• **Stored dataset items**:

○ ○ ○

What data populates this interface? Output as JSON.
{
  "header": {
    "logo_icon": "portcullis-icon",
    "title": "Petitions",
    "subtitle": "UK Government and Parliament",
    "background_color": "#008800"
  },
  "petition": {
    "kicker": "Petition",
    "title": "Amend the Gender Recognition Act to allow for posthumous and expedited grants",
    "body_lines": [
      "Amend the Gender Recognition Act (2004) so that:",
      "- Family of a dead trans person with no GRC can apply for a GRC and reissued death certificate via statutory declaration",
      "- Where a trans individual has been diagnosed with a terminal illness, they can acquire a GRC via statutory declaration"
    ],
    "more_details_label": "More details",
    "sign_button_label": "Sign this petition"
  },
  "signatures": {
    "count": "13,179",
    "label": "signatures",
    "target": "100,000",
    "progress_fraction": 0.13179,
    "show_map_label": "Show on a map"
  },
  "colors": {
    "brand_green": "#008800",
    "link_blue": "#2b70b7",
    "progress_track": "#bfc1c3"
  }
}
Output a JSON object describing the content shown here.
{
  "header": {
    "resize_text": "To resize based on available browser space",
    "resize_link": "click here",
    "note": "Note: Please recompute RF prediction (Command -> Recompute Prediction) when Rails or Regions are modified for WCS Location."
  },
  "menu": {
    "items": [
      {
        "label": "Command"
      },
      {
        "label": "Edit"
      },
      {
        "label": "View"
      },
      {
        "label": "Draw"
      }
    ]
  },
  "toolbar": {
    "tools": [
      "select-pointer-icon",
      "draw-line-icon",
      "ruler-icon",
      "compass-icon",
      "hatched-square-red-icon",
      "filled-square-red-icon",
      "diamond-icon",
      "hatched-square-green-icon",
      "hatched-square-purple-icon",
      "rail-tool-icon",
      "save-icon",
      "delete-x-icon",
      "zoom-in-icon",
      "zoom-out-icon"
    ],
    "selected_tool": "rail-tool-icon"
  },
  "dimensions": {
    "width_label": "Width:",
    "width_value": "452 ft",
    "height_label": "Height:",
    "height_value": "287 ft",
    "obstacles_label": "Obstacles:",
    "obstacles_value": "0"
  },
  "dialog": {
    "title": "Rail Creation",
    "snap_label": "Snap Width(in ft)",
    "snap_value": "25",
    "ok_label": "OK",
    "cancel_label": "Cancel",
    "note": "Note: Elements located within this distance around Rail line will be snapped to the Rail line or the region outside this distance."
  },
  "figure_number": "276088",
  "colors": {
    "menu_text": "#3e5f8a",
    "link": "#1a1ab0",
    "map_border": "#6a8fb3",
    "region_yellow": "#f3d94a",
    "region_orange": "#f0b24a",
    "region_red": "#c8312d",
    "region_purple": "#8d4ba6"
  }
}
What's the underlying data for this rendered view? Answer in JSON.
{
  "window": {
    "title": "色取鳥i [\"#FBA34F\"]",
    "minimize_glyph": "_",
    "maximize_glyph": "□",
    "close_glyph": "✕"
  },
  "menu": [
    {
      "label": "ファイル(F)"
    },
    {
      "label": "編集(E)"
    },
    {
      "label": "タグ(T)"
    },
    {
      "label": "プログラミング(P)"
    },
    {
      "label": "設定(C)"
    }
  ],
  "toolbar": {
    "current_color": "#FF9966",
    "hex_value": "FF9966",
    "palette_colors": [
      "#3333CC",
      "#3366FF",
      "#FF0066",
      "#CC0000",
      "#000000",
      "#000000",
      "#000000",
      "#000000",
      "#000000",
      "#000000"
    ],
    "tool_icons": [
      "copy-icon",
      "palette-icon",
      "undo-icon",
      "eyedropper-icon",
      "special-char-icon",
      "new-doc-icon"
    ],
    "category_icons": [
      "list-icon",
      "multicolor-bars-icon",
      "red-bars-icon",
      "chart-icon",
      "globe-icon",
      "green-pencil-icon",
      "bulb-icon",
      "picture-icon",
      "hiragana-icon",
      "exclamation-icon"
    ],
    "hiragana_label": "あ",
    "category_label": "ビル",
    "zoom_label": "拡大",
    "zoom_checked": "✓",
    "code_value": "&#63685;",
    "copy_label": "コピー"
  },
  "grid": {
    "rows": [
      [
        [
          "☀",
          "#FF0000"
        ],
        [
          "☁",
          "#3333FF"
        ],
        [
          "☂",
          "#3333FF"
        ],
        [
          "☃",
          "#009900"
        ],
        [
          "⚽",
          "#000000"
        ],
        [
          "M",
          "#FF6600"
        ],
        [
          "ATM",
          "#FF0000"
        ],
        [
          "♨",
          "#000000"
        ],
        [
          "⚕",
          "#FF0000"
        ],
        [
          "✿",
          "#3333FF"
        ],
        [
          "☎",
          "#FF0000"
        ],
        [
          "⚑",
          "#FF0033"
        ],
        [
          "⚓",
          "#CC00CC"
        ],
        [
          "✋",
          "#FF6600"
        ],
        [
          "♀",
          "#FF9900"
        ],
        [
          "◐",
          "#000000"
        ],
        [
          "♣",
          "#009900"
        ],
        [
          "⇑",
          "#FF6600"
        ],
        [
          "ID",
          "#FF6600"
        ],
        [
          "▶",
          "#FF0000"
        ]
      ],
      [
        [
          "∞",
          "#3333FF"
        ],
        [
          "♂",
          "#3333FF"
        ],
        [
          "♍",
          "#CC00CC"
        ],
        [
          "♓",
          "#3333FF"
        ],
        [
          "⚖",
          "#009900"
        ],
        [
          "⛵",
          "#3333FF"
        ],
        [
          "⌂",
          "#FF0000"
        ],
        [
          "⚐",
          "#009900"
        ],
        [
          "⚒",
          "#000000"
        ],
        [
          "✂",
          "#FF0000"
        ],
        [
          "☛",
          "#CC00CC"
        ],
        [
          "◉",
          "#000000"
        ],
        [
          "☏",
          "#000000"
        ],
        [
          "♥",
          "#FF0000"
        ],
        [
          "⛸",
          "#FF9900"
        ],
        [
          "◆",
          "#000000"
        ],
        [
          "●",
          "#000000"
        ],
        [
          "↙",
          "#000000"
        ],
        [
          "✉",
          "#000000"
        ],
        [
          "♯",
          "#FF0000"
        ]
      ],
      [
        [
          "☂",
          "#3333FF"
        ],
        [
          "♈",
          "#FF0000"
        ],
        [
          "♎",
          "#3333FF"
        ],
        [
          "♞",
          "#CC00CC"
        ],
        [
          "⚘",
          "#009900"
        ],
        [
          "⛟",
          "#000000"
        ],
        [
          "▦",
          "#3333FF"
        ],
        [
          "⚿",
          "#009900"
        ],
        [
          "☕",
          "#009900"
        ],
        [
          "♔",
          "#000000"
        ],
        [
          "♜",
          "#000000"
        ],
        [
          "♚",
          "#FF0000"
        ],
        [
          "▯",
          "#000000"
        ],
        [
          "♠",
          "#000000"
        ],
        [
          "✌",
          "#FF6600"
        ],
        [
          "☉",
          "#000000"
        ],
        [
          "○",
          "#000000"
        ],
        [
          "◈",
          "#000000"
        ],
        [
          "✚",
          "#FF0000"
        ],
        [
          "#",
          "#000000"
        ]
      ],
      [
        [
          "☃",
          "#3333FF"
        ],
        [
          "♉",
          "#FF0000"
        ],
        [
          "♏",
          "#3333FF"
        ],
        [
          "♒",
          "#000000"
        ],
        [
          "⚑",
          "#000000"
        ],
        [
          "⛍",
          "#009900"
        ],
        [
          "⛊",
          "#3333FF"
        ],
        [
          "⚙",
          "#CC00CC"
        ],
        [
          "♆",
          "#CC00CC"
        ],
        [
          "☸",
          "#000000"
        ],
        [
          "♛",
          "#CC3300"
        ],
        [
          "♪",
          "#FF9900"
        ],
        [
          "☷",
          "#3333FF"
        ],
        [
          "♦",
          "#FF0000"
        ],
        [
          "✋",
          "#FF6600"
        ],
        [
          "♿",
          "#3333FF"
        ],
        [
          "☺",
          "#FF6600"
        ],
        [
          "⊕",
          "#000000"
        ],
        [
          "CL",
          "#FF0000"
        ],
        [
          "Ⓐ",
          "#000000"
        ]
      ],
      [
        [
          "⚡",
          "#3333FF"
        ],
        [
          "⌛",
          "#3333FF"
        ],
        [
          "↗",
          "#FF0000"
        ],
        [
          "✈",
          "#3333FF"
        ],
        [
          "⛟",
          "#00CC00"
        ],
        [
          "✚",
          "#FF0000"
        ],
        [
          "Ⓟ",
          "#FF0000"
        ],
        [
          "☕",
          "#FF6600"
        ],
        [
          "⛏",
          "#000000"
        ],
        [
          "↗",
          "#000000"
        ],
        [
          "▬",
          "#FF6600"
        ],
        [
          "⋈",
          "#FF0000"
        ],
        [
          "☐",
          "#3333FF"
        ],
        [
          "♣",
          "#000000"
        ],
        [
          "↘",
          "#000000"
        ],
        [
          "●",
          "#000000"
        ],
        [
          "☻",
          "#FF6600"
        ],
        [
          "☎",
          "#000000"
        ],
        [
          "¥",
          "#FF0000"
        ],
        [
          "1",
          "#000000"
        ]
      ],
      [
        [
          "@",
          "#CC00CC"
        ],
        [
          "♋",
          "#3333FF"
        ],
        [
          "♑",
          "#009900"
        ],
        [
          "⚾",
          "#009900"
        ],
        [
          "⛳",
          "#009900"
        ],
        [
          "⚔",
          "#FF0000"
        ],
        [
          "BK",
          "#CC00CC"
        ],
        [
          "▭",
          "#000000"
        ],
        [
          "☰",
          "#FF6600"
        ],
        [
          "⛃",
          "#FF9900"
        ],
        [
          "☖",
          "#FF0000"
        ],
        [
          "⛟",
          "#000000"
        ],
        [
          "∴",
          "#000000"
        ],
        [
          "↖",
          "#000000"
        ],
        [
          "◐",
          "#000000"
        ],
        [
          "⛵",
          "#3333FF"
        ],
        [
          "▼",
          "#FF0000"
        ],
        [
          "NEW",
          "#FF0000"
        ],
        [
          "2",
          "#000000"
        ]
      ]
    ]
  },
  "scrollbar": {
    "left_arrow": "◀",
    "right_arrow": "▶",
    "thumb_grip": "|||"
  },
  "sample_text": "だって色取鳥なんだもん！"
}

○ ○ ○

• **Written exercise**:
List the lines that contain the word "Output".

• **Answer to the exercise**:
What data populates this interface? Output as JSON.
Output a JSON object describing the content shown here.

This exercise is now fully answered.